[Data records]
↓↓↓

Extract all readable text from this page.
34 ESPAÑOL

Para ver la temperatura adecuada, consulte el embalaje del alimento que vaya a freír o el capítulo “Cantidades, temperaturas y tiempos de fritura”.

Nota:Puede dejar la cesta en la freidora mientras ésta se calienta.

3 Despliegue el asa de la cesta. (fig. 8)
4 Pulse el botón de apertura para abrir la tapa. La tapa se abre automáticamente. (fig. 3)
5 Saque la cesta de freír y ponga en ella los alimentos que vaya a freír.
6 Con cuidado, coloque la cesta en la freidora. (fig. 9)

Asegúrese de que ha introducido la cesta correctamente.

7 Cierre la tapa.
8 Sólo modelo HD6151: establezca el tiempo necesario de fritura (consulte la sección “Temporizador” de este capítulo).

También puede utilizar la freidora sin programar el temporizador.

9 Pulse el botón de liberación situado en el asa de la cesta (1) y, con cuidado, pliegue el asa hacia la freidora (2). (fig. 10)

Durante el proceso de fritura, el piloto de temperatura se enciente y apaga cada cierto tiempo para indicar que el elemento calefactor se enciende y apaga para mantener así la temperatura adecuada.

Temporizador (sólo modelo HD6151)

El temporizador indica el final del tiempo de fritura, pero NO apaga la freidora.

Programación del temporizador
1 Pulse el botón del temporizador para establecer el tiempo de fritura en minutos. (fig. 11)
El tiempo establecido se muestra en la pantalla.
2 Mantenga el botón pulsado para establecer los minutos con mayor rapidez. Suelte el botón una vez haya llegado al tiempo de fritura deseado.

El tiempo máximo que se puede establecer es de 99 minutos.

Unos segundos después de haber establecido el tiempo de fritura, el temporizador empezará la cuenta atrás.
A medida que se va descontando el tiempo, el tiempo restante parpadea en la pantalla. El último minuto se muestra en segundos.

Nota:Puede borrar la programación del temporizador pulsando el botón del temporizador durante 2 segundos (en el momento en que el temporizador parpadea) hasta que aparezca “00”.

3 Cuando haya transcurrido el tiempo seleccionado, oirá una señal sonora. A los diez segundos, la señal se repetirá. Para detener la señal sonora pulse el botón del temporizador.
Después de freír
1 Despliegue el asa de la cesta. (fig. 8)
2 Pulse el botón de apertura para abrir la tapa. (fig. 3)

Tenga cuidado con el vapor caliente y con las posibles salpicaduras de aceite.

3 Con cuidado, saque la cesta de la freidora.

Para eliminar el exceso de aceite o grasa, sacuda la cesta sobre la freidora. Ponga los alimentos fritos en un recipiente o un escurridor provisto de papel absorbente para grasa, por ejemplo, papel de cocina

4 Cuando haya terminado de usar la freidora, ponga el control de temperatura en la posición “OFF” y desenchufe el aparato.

↑↑↑

Exercise details: In the records shown above, how many lines include the word "tapa"? Answer with the number only.

Task output: 3